WHAT IS REQUIRED: Go through the data below line by line and count those containing the word "name". Reply with the count only.

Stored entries
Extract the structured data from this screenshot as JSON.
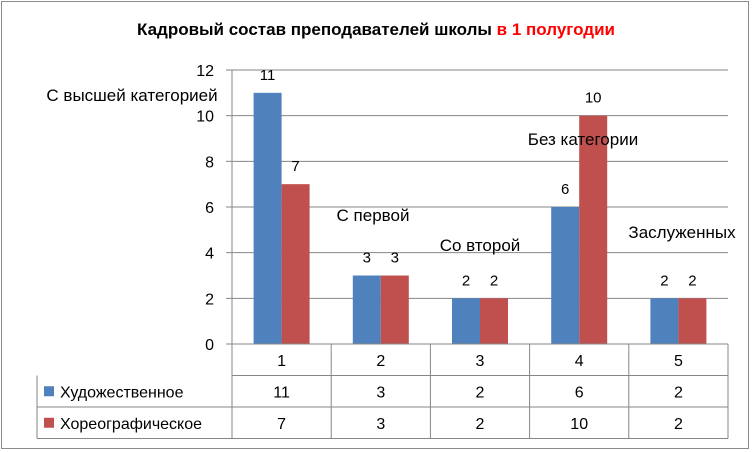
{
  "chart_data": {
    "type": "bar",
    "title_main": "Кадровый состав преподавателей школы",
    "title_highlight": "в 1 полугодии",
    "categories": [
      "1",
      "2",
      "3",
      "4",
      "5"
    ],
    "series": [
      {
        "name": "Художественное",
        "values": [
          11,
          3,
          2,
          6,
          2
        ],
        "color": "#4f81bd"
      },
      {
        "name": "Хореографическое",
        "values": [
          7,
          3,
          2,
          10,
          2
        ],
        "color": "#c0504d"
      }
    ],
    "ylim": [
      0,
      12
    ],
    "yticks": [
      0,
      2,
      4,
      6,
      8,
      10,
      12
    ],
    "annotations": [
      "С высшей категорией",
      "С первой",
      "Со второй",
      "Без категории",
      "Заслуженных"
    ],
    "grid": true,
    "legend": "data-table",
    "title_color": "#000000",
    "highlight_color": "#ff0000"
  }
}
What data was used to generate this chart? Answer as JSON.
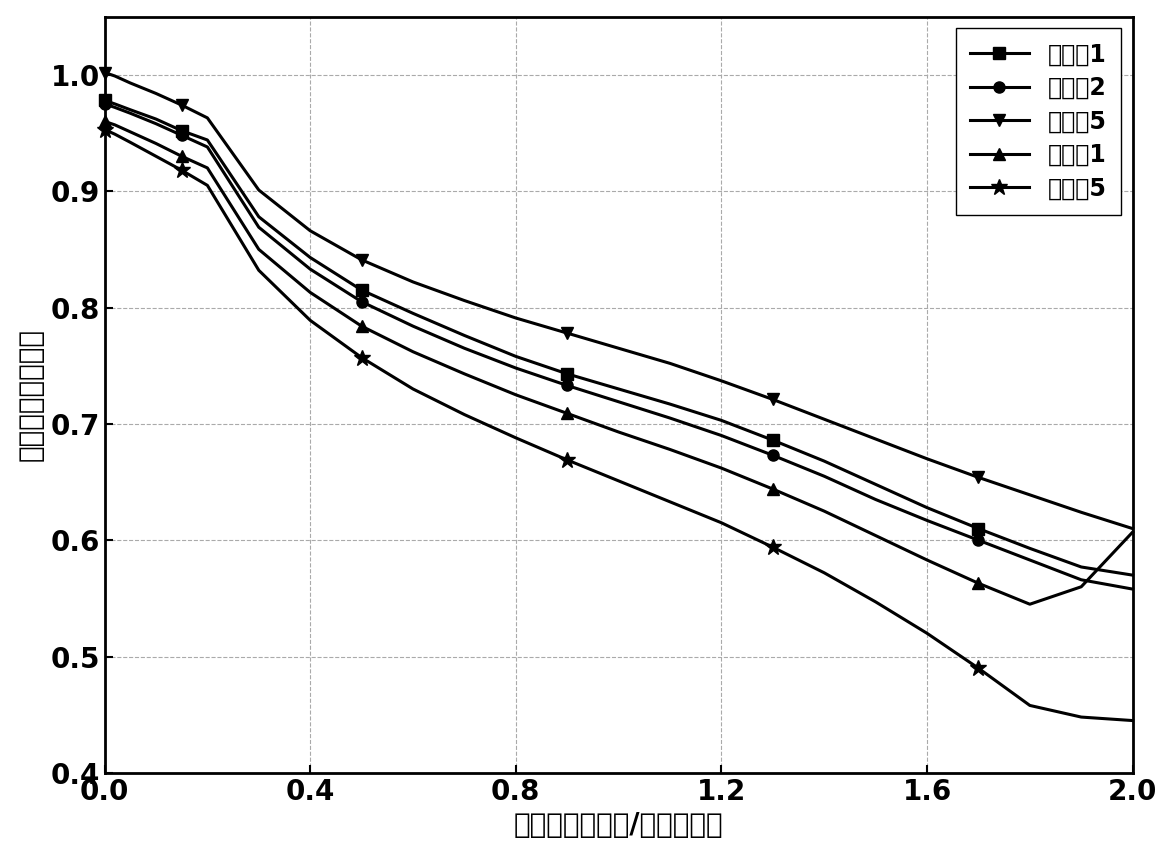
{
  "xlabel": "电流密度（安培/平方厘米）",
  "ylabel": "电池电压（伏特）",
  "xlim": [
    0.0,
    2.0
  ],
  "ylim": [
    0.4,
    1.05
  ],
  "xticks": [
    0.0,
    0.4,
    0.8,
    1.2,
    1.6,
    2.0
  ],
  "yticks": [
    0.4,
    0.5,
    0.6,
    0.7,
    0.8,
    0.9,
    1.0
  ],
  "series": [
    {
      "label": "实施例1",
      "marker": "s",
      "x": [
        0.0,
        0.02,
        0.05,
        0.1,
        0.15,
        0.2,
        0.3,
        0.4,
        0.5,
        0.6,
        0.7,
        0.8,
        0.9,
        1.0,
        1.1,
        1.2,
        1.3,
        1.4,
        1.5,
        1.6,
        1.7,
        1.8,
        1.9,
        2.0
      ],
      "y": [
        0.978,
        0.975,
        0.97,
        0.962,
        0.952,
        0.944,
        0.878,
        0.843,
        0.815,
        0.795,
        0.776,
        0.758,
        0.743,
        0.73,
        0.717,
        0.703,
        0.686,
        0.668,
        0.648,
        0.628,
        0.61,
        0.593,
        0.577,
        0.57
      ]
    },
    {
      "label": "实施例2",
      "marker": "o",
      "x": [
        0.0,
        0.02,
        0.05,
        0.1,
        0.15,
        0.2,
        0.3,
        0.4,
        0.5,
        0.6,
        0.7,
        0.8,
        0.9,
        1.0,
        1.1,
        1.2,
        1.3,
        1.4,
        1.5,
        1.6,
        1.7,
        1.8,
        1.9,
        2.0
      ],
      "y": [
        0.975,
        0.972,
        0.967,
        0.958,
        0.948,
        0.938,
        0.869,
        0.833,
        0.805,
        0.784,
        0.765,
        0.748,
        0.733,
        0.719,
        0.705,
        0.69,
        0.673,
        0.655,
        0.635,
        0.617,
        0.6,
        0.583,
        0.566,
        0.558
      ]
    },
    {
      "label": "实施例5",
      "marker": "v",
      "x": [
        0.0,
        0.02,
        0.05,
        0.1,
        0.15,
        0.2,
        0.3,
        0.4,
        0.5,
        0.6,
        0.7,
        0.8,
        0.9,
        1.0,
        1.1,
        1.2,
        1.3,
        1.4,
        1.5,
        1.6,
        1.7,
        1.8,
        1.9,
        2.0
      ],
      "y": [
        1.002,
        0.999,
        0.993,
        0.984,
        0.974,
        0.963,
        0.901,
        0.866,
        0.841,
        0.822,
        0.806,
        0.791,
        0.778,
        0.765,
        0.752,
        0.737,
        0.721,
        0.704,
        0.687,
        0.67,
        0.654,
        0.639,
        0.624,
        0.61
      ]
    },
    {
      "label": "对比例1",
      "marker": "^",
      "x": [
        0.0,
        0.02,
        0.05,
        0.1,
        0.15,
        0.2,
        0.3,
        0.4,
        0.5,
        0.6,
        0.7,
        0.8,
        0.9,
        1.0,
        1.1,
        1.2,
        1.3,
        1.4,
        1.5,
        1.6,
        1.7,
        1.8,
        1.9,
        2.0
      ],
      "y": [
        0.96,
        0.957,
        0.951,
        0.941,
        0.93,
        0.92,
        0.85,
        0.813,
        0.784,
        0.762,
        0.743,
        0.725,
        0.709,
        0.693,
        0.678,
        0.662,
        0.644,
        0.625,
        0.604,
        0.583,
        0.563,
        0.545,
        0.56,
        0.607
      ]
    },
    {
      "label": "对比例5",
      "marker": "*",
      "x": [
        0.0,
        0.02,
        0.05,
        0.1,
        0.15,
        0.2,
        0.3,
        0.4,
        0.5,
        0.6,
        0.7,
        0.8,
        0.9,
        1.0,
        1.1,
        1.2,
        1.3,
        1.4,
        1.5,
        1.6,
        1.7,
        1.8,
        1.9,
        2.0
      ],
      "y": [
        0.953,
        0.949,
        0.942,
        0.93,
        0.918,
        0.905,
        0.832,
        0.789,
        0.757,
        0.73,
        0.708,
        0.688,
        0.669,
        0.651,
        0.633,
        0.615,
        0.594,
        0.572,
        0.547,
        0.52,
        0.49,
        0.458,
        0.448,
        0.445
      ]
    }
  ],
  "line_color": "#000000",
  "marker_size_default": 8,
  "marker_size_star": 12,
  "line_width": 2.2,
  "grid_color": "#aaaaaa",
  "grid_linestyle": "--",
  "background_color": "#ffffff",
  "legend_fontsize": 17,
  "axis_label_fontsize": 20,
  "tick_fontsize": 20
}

--

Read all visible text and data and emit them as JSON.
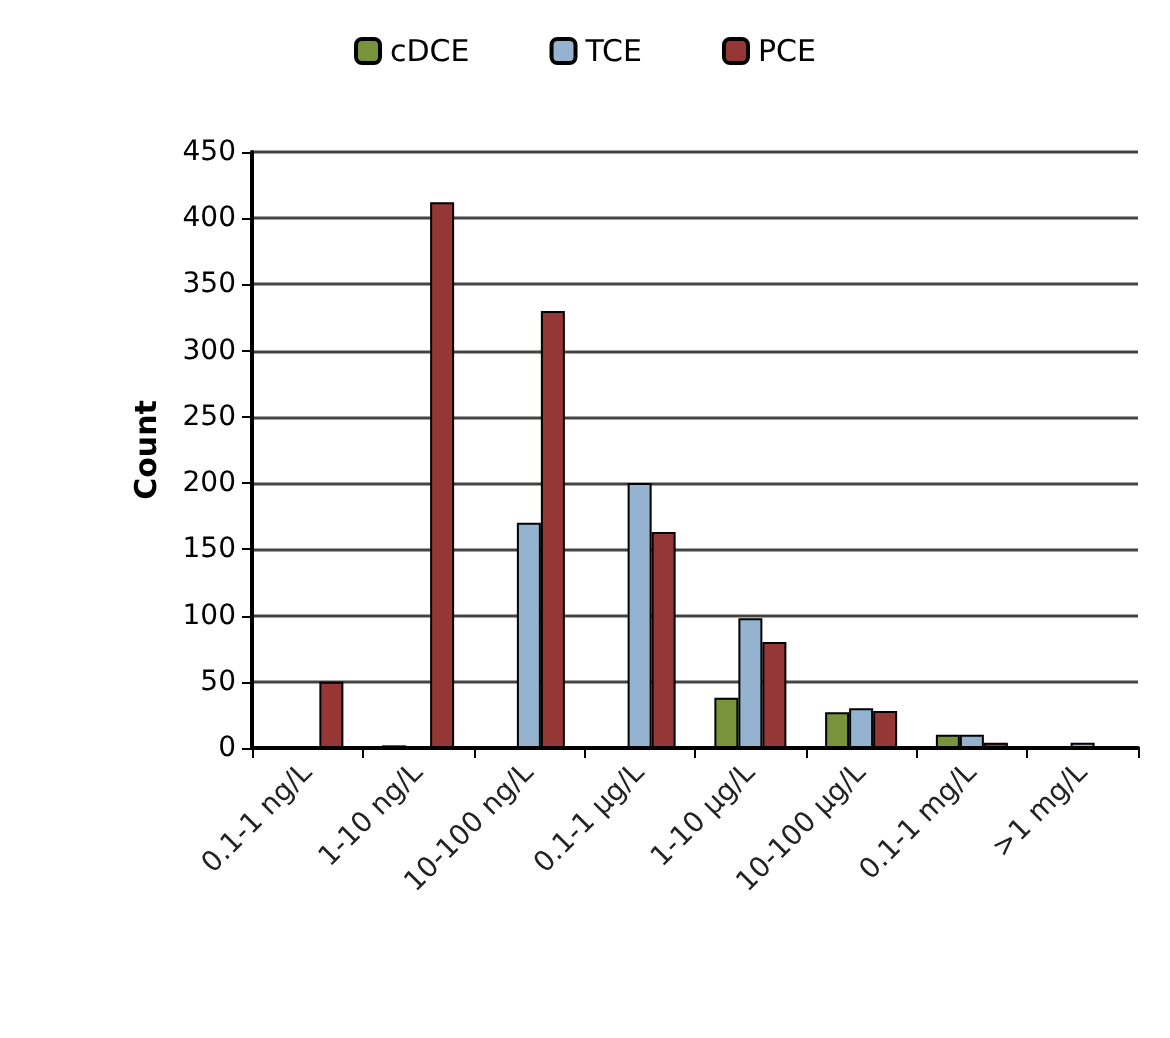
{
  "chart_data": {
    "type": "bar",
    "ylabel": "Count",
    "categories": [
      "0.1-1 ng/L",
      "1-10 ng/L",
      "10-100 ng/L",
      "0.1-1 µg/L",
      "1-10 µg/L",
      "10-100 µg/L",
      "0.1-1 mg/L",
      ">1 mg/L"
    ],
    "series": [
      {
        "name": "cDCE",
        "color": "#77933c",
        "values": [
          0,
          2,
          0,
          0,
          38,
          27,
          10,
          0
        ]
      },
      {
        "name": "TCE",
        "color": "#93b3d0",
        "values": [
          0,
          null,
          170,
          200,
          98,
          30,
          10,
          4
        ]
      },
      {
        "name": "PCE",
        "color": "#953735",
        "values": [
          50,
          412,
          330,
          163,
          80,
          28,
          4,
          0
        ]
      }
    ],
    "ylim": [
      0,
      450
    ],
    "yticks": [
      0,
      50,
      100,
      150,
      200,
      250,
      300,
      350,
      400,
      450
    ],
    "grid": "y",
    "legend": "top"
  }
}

* * *

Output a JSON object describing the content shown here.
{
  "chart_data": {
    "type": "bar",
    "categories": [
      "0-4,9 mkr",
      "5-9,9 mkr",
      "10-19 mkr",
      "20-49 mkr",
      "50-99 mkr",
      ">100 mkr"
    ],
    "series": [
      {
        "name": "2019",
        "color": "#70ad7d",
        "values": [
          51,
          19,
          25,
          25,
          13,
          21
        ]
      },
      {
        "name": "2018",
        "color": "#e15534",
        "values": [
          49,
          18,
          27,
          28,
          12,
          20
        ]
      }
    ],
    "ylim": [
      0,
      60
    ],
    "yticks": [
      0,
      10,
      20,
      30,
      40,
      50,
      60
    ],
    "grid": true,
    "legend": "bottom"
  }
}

IN RESPONSE: 7